● DATASET ENTRIES:

********************

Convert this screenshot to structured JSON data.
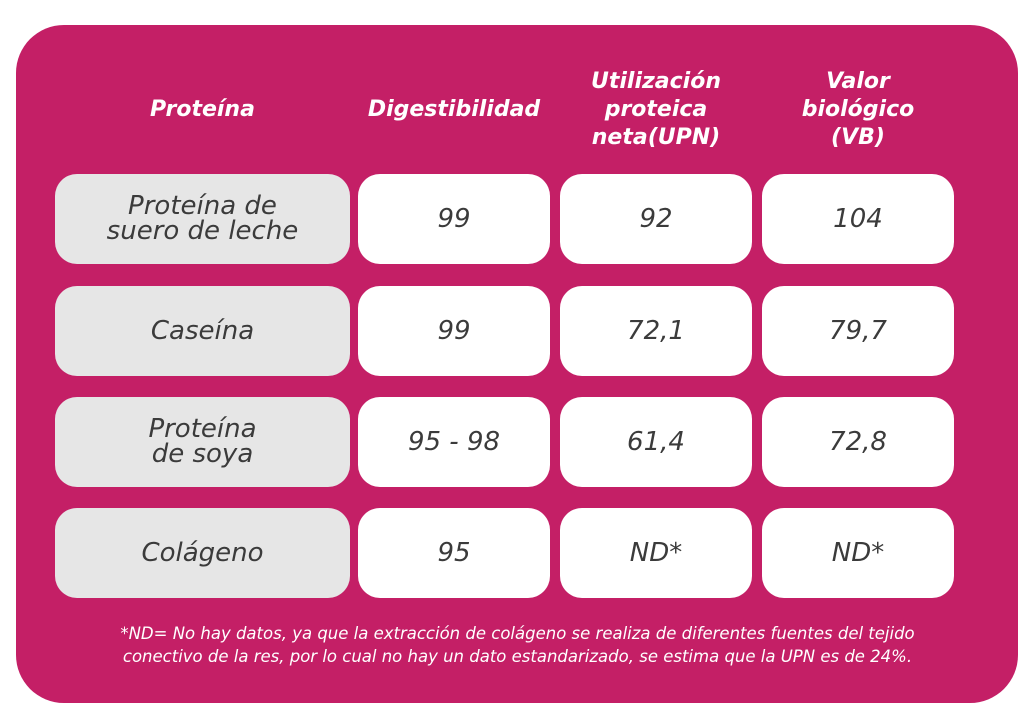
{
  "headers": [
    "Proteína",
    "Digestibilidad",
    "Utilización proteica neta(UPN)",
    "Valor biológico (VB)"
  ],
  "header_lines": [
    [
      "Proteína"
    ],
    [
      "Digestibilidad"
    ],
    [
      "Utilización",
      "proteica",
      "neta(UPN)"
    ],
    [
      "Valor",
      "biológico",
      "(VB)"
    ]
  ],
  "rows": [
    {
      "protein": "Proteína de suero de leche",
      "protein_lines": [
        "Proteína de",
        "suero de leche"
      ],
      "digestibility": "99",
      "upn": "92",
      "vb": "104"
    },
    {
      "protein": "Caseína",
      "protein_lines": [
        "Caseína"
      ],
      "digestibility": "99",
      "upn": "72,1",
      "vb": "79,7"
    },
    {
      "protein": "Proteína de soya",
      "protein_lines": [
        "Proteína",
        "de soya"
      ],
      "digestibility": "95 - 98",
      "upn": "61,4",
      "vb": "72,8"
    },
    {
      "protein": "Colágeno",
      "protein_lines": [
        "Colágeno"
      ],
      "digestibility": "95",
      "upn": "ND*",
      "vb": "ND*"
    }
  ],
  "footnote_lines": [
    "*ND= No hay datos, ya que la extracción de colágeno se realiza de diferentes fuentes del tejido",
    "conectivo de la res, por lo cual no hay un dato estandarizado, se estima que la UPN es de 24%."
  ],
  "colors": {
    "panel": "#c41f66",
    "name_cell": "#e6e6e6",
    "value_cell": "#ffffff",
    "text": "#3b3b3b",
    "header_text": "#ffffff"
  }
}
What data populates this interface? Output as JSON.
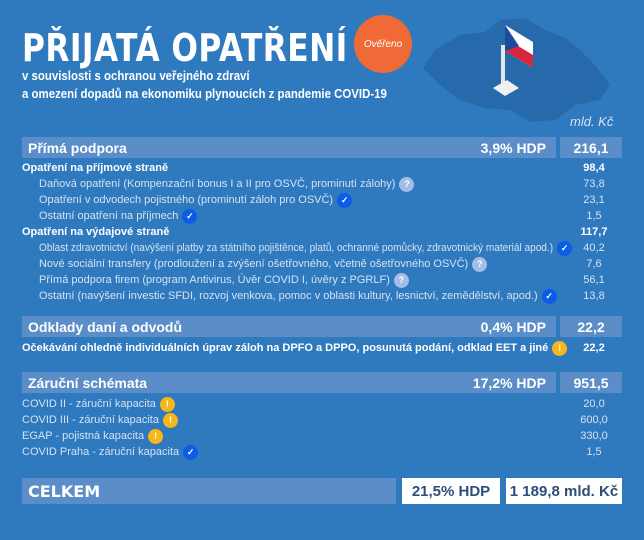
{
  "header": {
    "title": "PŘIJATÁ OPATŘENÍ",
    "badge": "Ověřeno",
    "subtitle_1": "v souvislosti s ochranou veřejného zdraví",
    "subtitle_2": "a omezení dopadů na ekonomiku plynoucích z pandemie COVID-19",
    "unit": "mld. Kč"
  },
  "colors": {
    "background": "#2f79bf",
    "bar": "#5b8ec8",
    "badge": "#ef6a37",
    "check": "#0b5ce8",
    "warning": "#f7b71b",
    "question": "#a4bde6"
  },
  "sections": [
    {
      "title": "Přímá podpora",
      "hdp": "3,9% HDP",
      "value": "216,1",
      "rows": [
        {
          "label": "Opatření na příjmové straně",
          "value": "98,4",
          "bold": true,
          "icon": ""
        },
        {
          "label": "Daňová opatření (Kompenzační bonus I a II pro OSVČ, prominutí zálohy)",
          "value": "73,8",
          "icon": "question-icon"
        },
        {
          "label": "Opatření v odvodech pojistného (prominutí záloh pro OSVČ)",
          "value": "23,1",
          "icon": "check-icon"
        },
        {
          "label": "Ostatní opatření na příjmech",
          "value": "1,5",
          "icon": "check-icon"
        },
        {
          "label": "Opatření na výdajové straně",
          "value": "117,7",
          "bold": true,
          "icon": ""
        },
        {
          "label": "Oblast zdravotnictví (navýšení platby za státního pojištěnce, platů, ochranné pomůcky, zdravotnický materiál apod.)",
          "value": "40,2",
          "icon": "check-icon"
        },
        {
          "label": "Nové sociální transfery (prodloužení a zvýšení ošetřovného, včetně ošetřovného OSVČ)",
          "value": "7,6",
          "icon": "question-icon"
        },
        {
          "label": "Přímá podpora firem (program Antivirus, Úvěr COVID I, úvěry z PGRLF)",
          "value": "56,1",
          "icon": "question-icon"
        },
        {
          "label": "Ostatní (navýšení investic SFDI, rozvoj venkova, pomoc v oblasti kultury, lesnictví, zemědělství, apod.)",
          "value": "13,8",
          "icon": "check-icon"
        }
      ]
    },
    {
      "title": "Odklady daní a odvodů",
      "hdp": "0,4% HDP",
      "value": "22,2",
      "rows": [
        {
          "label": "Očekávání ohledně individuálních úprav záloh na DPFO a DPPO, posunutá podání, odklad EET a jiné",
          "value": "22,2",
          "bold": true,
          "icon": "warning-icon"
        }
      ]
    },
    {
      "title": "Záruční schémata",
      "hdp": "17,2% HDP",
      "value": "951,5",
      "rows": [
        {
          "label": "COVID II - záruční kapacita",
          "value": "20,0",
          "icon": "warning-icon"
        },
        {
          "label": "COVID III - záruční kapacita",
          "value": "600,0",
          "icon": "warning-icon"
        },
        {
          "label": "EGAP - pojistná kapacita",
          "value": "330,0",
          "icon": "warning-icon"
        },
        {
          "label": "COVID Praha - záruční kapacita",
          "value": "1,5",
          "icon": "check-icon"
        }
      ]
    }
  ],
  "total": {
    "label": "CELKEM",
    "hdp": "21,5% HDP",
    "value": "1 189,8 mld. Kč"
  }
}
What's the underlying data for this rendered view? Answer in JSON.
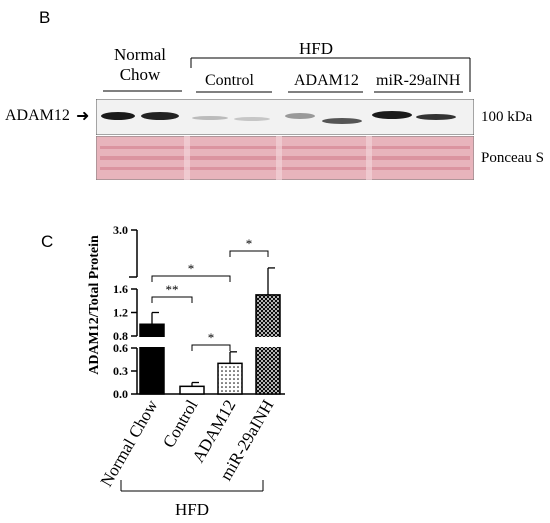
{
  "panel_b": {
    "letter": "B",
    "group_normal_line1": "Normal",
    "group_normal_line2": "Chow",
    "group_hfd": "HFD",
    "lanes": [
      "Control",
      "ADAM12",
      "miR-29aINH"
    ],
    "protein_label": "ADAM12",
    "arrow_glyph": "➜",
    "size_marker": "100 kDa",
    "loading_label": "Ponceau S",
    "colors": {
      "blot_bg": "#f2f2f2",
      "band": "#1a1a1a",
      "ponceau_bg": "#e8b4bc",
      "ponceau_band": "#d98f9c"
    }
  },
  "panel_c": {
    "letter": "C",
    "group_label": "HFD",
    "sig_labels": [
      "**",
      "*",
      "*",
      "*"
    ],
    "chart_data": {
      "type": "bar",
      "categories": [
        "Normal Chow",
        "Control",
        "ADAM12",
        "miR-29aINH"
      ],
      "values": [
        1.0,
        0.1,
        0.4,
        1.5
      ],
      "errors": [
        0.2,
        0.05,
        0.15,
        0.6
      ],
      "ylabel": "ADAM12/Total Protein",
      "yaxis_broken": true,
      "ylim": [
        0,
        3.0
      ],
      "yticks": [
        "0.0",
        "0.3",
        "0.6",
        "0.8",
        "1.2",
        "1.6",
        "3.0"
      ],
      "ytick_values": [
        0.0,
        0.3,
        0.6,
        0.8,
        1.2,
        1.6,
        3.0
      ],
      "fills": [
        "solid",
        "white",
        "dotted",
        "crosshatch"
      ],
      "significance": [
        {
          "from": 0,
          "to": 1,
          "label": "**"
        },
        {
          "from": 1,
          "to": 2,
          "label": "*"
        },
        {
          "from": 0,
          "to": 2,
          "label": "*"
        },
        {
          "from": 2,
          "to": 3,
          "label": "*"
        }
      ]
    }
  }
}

********************

● THE PROBLEM:
Search the material above for the word "ffffff", and return each line that holds it.

● REPLY:
    "value_cell": "#ffffff",
    "header_text": "#ffffff"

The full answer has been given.